Items from a dataset:

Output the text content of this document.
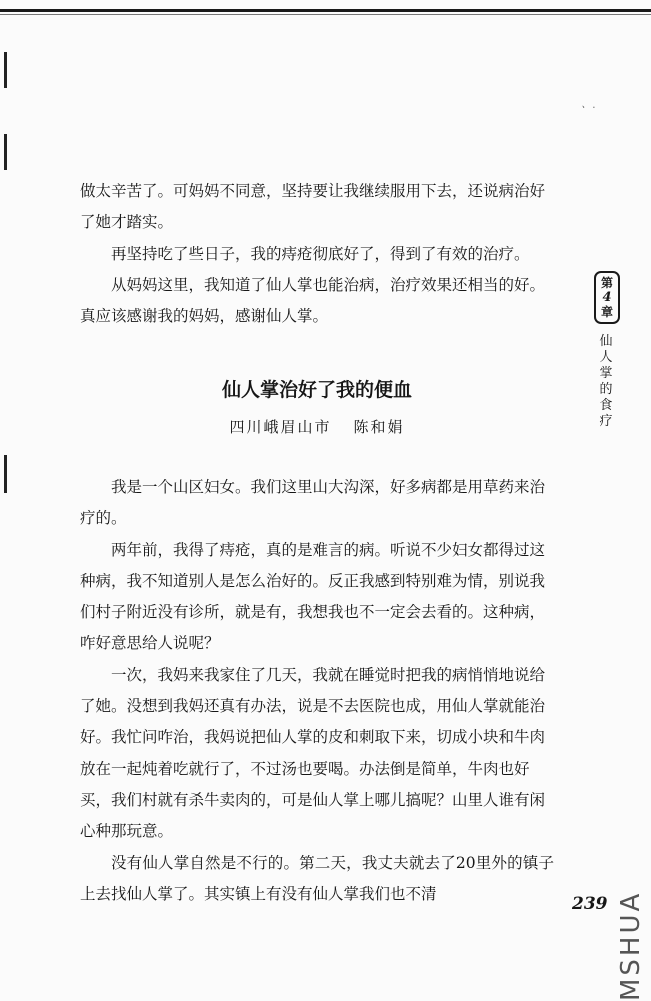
ㆍ ·

做太辛苦了。可妈妈不同意，坚持要让我继续服用下去，还说病治好了她才踏实。

再坚持吃了些日子，我的痔疮彻底好了，得到了有效的治疗。

从妈妈这里，我知道了仙人掌也能治病，治疗效果还相当的好。真应该感谢我的妈妈，感谢仙人掌。

仙人掌治好了我的便血
四川峨眉山市 陈和娟

我是一个山区妇女。我们这里山大沟深，好多病都是用草药来治疗的。

两年前，我得了痔疮，真的是难言的病。听说不少妇女都得过这种病，我不知道别人是怎么治好的。反正我感到特别难为情，别说我们村子附近没有诊所，就是有，我想我也不一定会去看的。这种病，咋好意思给人说呢？

一次，我妈来我家住了几天，我就在睡觉时把我的病悄悄地说给了她。没想到我妈还真有办法，说是不去医院也成，用仙人掌就能治好。我忙问咋治，我妈说把仙人掌的皮和刺取下来，切成小块和牛肉放在一起炖着吃就行了，不过汤也要喝。办法倒是简单，牛肉也好买，我们村就有杀牛卖肉的，可是仙人掌上哪儿搞呢？山里人谁有闲心种那玩意。

没有仙人掌自然是不行的。第二天，我丈夫就去了20里外的镇子上去找仙人掌了。其实镇上有没有仙人掌我们也不清

第
4
章
仙
人
掌
的
食
疗
239 MSHUA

What you are asked to do
Write out the data precisely as given, excluding the pictures.

Response to this exercise
Output the text content of this document.
ㆍ ·

做太辛苦了。可妈妈不同意，坚持要让我继续服用下去，还说病治好了她才踏实。

再坚持吃了些日子，我的痔疮彻底好了，得到了有效的治疗。

从妈妈这里，我知道了仙人掌也能治病，治疗效果还相当的好。真应该感谢我的妈妈，感谢仙人掌。

仙人掌治好了我的便血
四川峨眉山市 陈和娟

我是一个山区妇女。我们这里山大沟深，好多病都是用草药来治疗的。

两年前，我得了痔疮，真的是难言的病。听说不少妇女都得过这种病，我不知道别人是怎么治好的。反正我感到特别难为情，别说我们村子附近没有诊所，就是有，我想我也不一定会去看的。这种病，咋好意思给人说呢？

一次，我妈来我家住了几天，我就在睡觉时把我的病悄悄地说给了她。没想到我妈还真有办法，说是不去医院也成，用仙人掌就能治好。我忙问咋治，我妈说把仙人掌的皮和刺取下来，切成小块和牛肉放在一起炖着吃就行了，不过汤也要喝。办法倒是简单，牛肉也好买，我们村就有杀牛卖肉的，可是仙人掌上哪儿搞呢？山里人谁有闲心种那玩意。

没有仙人掌自然是不行的。第二天，我丈夫就去了20里外的镇子上去找仙人掌了。其实镇上有没有仙人掌我们也不清

第
4
章
仙
人
掌
的
食
疗
239 MSHUA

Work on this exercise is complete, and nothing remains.